⟨
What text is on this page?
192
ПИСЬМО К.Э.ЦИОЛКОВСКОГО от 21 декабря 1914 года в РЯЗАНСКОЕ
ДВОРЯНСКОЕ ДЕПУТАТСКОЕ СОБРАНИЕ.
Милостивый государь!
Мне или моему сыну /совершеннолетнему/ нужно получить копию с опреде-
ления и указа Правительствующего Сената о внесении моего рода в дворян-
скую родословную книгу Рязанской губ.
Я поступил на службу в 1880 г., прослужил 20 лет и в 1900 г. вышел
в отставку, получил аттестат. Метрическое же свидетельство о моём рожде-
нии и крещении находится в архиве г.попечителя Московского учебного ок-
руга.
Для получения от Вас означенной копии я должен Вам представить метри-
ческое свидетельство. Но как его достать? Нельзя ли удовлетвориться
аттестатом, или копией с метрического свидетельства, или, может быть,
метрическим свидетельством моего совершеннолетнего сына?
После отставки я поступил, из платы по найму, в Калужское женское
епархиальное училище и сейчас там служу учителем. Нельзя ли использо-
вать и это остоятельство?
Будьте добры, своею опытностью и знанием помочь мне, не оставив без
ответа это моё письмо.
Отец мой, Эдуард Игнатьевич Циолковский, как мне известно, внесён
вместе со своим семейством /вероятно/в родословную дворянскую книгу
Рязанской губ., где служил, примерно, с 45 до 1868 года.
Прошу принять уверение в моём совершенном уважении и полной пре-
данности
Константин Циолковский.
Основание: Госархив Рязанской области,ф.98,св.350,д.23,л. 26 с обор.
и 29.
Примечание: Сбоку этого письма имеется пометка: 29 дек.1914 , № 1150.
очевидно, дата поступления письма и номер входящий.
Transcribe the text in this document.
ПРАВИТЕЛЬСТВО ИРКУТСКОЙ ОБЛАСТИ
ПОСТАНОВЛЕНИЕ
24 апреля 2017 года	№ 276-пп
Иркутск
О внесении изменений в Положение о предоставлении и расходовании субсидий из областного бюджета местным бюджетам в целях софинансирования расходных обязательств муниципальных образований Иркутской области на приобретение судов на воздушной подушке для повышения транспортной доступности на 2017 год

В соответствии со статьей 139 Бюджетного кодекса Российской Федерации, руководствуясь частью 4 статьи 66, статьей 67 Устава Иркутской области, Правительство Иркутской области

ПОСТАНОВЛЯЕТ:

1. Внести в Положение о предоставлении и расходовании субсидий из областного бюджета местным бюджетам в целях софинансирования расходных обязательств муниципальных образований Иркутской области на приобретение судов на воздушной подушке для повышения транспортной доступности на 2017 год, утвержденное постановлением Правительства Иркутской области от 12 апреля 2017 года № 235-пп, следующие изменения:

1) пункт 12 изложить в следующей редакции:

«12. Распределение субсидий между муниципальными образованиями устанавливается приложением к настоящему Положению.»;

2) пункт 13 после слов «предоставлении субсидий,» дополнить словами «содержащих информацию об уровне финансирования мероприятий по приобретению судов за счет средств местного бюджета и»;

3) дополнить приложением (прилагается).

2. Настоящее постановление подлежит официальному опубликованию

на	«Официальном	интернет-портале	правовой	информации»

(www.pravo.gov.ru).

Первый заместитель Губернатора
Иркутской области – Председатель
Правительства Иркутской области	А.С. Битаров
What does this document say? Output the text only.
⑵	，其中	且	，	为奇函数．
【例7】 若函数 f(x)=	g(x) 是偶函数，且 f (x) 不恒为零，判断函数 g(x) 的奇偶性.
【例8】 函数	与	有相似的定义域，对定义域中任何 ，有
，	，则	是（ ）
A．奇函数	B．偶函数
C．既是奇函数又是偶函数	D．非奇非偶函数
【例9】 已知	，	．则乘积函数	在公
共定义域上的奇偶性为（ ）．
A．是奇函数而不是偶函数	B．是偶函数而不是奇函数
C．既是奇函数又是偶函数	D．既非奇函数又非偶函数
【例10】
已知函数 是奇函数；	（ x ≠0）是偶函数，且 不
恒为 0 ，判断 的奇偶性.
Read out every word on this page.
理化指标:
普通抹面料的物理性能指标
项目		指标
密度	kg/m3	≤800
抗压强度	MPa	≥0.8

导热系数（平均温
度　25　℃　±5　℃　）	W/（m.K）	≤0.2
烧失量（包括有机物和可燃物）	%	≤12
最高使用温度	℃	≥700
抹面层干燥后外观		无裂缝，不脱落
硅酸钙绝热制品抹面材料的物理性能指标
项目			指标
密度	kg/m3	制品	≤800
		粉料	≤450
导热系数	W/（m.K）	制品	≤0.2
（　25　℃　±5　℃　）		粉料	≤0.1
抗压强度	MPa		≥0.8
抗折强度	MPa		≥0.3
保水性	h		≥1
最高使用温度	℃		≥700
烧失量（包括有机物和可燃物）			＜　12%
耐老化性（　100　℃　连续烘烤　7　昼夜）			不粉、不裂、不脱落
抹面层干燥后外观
⟩
▶ **Task prompt**: Every record above should be copied exactly.

▶ **Reply to the task**:
What text is on this page?
192
ПИСЬМО К.Э.ЦИОЛКОВСКОГО от 21 декабря 1914 года в РЯЗАНСКОЕ
ДВОРЯНСКОЕ ДЕПУТАТСКОЕ СОБРАНИЕ.
Милостивый государь!
Мне или моему сыну /совершеннолетнему/ нужно получить копию с опреде-
ления и указа Правительствующего Сената о внесении моего рода в дворян-
скую родословную книгу Рязанской губ.
Я поступил на службу в 1880 г., прослужил 20 лет и в 1900 г. вышел
в отставку, получил аттестат. Метрическое же свидетельство о моём рожде-
нии и крещении находится в архиве г.попечителя Московского учебного ок-
руга.
Для получения от Вас означенной копии я должен Вам представить метри-
ческое свидетельство. Но как его достать? Нельзя ли удовлетвориться
аттестатом, или копией с метрического свидетельства, или, может быть,
метрическим свидетельством моего совершеннолетнего сына?
После отставки я поступил, из платы по найму, в Калужское женское
епархиальное училище и сейчас там служу учителем. Нельзя ли использо-
вать и это остоятельство?
Будьте добры, своею опытностью и знанием помочь мне, не оставив без
ответа это моё письмо.
Отец мой, Эдуард Игнатьевич Циолковский, как мне известно, внесён
вместе со своим семейством /вероятно/в родословную дворянскую книгу
Рязанской губ., где служил, примерно, с 45 до 1868 года.
Прошу принять уверение в моём совершенном уважении и полной пре-
данности
Константин Циолковский.
Основание: Госархив Рязанской области,ф.98,св.350,д.23,л. 26 с обор.
и 29.
Примечание: Сбоку этого письма имеется пометка: 29 дек.1914 , № 1150.
очевидно, дата поступления письма и номер входящий.
Transcribe the text in this document.
ПРАВИТЕЛЬСТВО ИРКУТСКОЙ ОБЛАСТИ
ПОСТАНОВЛЕНИЕ
24 апреля 2017 года	№ 276-пп
Иркутск
О внесении изменений в Положение о предоставлении и расходовании субсидий из областного бюджета местным бюджетам в целях софинансирования расходных обязательств муниципальных образований Иркутской области на приобретение судов на воздушной подушке для повышения транспортной доступности на 2017 год

В соответствии со статьей 139 Бюджетного кодекса Российской Федерации, руководствуясь частью 4 статьи 66, статьей 67 Устава Иркутской области, Правительство Иркутской области

ПОСТАНОВЛЯЕТ:

1. Внести в Положение о предоставлении и расходовании субсидий из областного бюджета местным бюджетам в целях софинансирования расходных обязательств муниципальных образований Иркутской области на приобретение судов на воздушной подушке для повышения транспортной доступности на 2017 год, утвержденное постановлением Правительства Иркутской области от 12 апреля 2017 года № 235-пп, следующие изменения:

1) пункт 12 изложить в следующей редакции:

«12. Распределение субсидий между муниципальными образованиями устанавливается приложением к настоящему Положению.»;

2) пункт 13 после слов «предоставлении субсидий,» дополнить словами «содержащих информацию об уровне финансирования мероприятий по приобретению судов за счет средств местного бюджета и»;

3) дополнить приложением (прилагается).

2. Настоящее постановление подлежит официальному опубликованию

на	«Официальном	интернет-портале	правовой	информации»

(www.pravo.gov.ru).

Первый заместитель Губернатора
Иркутской области – Председатель
Правительства Иркутской области	А.С. Битаров
What does this document say? Output the text only.
⑵	，其中	且	，	为奇函数．
【例7】 若函数 f(x)=	g(x) 是偶函数，且 f (x) 不恒为零，判断函数 g(x) 的奇偶性.
【例8】 函数	与	有相似的定义域，对定义域中任何 ，有
，	，则	是（ ）
A．奇函数	B．偶函数
C．既是奇函数又是偶函数	D．非奇非偶函数
【例9】 已知	，	．则乘积函数	在公
共定义域上的奇偶性为（ ）．
A．是奇函数而不是偶函数	B．是偶函数而不是奇函数
C．既是奇函数又是偶函数	D．既非奇函数又非偶函数
【例10】
已知函数 是奇函数；	（ x ≠0）是偶函数，且 不
恒为 0 ，判断 的奇偶性.
Read out every word on this page.
理化指标:
普通抹面料的物理性能指标
项目		指标
密度	kg/m3	≤800
抗压强度	MPa	≥0.8

导热系数（平均温
度　25　℃　±5　℃　）	W/（m.K）	≤0.2
烧失量（包括有机物和可燃物）	%	≤12
最高使用温度	℃	≥700
抹面层干燥后外观		无裂缝，不脱落
硅酸钙绝热制品抹面材料的物理性能指标
项目			指标
密度	kg/m3	制品	≤800
		粉料	≤450
导热系数	W/（m.K）	制品	≤0.2
（　25　℃　±5　℃　）		粉料	≤0.1
抗压强度	MPa		≥0.8
抗折强度	MPa		≥0.3
保水性	h		≥1
最高使用温度	℃		≥700
烧失量（包括有机物和可燃物）			＜　12%
耐老化性（　100　℃　连续烘烤　7　昼夜）			不粉、不裂、不脱落
抹面层干燥后外观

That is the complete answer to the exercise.